24th Governor of Illinois
- In office February 3, 1913 – January 8, 1917
- Lieutenant: Barratt O'Hara
- Preceded by: Charles S. Deneen
- Succeeded by: Frank Orren Lowden

38th Mayor of Chicago
- In office April 10, 1905 – April 15, 1907
- Preceded by: Carter Harrison IV
- Succeeded by: Fred A. Busse

Judge of the Circuit Court of Cook County
- In office 1892–1905

United States Commissioner for the Century of Progress World's Fair
- In office 1933–1934
- President: Franklin D. Roosevelt
- Preceded by: Office established
- Succeeded by: Office abolished

Personal details
- Born: October 12, 1853 Watertown, Connecticut, US
- Died: May 24, 1937 (aged 83) Chicago, Illinois, US
- Resting place: Calvary Cemetery
- Party: Democratic
- Spouse: Elizabeth J. Kelly ​ ​(m. 1881; died 1928)​
- Profession: Lawyer, Judge, Politician

= Edward Fitzsimmons Dunne =

Governor of Illinois from 1913 to 1917

Edward Fitzsimmons Dunne (October 12, 1853 - May 24, 1937) was an American politician, lawyer, and jurist who was the 38th mayor of Chicago from 1905 to 1907 and the 24th governor of Illinois from 1913 to 1917. Dunne is the only person to be elected both mayor of Chicago and governor of Illinois. He also served as a judge of the Illinois circuit court for Cook County from 1892 to 1905.

A 1994 survey of experts on Chicago politics assessed Dunne as one of the ten best mayors in the city's history (up to that time). (Note: The others in the top-ten were Anton Cermak (mayor 1931–33); Richard J. Daley (mayor 1955–76); Richard M. Daley (then-incumbent mayor since 1989); Carter Harrison III (mayor 1879–1887 and 1893); Carter Harrison IV (mayor 1897–1905 and 1911–15); Edward Joseph Kelly (mayor 1933–47); William B. Ogden (mayor 1837–38); Harold Washington (mayor 1983–87); John Wentworth (mayor 1857–58 and 1860–61))

==Early years==
Born in 1853, in Watertown, Connecticut, he was the son of an ardent Irish nationalist, Patrick William (P. W.) Dunne (1832–1921), who emigrated to America in 1849 after the failed Young Ireland revolt. After moving to the United States, his father remained an ardent backer of Irish independence. His mother, Delia Mary (Mary) Lawlor, was the daughter of a prosperous Irish contractor, and participant in the Irish Rebellion of 1798, who helped construct the docks of Galway.

(Records)
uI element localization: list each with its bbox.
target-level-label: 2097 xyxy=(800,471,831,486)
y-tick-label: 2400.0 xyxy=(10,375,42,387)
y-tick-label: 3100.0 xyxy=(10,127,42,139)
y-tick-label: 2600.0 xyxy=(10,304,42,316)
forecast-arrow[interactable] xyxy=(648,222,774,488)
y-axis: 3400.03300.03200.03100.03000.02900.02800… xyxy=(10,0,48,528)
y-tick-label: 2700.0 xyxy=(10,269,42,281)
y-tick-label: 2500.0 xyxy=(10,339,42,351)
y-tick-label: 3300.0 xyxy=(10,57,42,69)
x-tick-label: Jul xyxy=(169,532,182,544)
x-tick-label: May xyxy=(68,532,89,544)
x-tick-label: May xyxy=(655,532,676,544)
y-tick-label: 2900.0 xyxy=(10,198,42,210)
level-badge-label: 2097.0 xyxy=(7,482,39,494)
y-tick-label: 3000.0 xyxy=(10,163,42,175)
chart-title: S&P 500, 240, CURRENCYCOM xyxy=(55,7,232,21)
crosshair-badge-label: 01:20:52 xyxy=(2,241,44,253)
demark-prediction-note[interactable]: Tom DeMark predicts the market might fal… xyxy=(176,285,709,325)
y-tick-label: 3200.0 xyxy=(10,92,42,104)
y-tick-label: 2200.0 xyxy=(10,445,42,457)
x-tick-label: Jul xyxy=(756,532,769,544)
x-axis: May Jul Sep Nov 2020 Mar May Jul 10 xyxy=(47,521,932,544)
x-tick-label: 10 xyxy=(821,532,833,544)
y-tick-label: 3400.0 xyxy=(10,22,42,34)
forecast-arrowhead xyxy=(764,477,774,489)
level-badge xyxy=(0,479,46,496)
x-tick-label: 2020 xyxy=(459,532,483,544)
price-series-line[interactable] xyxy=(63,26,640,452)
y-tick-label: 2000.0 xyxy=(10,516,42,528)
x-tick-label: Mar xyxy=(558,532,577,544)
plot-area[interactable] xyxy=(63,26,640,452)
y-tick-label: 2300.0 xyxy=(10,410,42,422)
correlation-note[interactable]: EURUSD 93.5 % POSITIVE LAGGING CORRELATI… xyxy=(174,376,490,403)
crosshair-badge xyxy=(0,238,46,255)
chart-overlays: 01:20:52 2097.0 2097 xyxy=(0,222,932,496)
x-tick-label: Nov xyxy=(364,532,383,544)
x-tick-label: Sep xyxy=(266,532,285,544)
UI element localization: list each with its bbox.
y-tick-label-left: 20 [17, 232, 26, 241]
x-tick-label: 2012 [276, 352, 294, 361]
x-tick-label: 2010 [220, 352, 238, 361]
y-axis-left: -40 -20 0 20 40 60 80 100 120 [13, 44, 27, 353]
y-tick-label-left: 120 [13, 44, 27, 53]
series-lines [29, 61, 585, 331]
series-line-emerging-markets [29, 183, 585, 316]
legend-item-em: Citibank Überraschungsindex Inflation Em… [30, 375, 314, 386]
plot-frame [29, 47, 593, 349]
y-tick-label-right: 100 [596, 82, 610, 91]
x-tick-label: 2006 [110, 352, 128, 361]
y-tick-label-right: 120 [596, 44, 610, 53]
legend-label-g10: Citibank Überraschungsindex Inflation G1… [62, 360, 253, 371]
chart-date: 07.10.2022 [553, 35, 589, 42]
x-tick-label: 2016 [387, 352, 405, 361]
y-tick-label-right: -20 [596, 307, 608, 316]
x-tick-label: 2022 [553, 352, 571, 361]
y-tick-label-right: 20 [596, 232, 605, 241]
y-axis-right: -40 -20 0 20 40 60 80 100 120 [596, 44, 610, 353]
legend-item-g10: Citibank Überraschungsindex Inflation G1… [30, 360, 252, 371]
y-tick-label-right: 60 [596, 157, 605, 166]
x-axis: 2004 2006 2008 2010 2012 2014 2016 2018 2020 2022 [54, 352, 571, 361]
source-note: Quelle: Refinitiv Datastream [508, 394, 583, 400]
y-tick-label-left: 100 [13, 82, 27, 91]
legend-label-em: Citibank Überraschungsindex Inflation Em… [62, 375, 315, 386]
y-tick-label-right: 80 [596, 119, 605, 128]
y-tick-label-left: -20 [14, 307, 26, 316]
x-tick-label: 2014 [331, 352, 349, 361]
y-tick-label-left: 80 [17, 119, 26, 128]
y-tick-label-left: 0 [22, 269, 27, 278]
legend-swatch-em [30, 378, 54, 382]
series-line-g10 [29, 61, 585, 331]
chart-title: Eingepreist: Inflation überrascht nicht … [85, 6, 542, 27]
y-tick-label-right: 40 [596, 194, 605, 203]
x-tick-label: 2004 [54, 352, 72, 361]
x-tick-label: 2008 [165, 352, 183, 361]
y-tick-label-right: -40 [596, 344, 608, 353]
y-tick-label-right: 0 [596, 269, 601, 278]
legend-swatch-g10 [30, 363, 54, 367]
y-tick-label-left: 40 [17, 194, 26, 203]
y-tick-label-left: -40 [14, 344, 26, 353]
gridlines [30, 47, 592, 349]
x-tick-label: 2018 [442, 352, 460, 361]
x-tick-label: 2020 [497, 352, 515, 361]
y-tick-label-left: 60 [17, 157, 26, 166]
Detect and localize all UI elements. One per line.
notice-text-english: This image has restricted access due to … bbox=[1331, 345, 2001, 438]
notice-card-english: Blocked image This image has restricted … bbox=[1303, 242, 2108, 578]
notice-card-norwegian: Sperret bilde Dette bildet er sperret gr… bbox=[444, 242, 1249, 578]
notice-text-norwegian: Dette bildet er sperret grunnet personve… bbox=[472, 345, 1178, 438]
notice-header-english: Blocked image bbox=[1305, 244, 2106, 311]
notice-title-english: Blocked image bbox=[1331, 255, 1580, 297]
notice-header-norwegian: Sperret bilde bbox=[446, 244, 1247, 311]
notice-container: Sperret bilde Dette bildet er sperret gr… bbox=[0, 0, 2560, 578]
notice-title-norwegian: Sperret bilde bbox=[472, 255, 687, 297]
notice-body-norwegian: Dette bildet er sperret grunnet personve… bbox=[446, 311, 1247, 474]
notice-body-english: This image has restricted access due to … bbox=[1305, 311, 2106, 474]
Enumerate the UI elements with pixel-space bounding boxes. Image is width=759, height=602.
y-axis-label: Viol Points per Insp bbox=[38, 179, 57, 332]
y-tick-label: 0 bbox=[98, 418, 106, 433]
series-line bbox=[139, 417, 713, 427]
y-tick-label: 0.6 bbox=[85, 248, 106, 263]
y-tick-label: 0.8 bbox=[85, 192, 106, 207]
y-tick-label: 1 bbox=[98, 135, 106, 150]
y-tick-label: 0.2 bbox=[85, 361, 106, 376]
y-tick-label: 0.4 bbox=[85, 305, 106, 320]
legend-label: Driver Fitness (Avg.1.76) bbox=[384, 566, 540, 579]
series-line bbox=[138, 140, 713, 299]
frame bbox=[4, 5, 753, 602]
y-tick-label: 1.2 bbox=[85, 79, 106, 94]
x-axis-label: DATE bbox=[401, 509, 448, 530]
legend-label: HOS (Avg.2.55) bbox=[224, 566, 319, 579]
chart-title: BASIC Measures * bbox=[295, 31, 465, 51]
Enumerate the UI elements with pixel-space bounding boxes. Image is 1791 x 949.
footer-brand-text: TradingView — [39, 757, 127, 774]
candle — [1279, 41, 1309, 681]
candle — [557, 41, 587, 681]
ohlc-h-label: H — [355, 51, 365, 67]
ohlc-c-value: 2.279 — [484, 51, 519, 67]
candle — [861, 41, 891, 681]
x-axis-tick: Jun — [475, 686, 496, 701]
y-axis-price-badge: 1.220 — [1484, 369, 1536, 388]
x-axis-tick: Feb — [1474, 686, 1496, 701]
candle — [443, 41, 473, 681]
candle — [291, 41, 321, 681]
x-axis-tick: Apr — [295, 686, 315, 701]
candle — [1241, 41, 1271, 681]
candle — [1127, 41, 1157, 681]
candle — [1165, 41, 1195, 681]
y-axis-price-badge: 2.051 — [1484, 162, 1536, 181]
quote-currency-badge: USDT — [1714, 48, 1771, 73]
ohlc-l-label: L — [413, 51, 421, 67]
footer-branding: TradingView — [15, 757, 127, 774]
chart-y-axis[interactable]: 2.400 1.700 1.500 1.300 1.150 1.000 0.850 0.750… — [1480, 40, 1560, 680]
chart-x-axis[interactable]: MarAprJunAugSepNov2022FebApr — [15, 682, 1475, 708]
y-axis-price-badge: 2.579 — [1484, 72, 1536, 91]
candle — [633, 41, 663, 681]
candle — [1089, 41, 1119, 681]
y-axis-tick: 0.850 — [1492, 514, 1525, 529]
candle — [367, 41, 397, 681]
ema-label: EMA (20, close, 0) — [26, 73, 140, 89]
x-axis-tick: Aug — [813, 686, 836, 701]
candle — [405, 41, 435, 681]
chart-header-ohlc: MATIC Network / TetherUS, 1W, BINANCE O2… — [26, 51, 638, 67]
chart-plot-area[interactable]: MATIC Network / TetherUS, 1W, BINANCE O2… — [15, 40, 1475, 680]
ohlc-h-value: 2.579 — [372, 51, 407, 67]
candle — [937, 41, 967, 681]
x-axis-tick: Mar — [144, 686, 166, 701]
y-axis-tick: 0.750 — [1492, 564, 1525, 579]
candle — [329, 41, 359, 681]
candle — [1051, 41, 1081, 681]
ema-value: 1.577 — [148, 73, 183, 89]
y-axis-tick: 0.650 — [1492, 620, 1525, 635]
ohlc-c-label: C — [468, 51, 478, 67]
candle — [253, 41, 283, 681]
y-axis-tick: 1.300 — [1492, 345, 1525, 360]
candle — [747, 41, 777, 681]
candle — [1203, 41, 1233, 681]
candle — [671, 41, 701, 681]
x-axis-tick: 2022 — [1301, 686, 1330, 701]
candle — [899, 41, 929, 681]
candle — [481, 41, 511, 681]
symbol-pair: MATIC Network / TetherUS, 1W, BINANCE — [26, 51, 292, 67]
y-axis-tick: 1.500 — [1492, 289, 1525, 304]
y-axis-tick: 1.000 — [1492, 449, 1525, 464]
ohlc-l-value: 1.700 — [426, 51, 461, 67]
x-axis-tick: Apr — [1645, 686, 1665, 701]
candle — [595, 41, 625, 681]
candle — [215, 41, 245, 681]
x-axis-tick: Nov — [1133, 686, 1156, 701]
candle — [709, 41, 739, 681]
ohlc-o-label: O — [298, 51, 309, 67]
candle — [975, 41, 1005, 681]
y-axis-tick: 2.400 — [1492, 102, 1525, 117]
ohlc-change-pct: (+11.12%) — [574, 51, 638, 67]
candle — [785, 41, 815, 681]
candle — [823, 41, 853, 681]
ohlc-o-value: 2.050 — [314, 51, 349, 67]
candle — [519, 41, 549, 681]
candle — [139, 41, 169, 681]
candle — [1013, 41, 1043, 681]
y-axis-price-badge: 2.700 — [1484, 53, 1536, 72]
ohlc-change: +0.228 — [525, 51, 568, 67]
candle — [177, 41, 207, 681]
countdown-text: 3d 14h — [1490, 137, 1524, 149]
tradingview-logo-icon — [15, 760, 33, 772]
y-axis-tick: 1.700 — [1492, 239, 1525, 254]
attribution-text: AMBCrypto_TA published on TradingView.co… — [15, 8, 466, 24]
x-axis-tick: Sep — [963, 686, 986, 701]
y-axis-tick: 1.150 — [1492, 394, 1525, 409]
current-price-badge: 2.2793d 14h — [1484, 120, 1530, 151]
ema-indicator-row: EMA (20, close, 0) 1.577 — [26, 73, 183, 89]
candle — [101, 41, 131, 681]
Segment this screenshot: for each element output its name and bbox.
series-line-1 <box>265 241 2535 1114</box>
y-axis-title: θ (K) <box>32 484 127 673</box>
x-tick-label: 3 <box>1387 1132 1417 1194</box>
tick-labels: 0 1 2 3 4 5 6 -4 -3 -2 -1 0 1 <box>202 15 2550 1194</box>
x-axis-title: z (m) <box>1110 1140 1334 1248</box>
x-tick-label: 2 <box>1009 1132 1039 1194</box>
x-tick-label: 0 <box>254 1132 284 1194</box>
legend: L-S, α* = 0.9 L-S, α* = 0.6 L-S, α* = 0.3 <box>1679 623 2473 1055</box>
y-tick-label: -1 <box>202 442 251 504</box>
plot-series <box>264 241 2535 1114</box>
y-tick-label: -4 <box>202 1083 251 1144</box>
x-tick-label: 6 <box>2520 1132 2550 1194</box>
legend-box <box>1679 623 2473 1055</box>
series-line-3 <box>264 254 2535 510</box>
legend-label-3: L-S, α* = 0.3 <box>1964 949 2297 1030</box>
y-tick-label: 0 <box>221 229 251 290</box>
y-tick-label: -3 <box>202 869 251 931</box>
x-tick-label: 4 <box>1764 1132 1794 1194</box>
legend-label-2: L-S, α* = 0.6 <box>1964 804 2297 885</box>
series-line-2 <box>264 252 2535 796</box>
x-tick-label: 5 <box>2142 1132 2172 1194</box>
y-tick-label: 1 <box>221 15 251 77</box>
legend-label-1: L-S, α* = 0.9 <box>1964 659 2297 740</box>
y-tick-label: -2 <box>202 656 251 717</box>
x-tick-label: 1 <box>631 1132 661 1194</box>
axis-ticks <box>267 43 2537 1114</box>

(Required tasks)
a) In the passage about Edward Fitzsimmons Dunne, what distinction is he said to be the only person to hold?
b) Copy the part of the passage about Edward Fitzsimmons Dunne that begins with "A 1994 survey" and ends with "1857–58 and 1860–61))", swapping "survey" for "poll".
The data play no part in the work on the passage about Edward Fitzsimmons Dunne.

(Set of answers)
a) He is the only person to be elected both mayor of Chicago and governor of Illinois.

b)
A 1994 poll of experts on Chicago politics assessed Dunne as one of the ten best mayors in the city's history (up to that time). (Note: The others in the top-ten were Anton Cermak (mayor 1931–33); Richard J. Daley (mayor 1955–76); Richard M. Daley (then-incumbent mayor since 1989); Carter Harrison III (mayor 1879–1887 and 1893); Carter Harrison IV (mayor 1897–1905 and 1911–15); Edward Joseph Kelly (mayor 1933–47); William B. Ogden (mayor 1837–38); Harold Washington (mayor 1983–87); John Wentworth (mayor 1857–58 and 1860–61))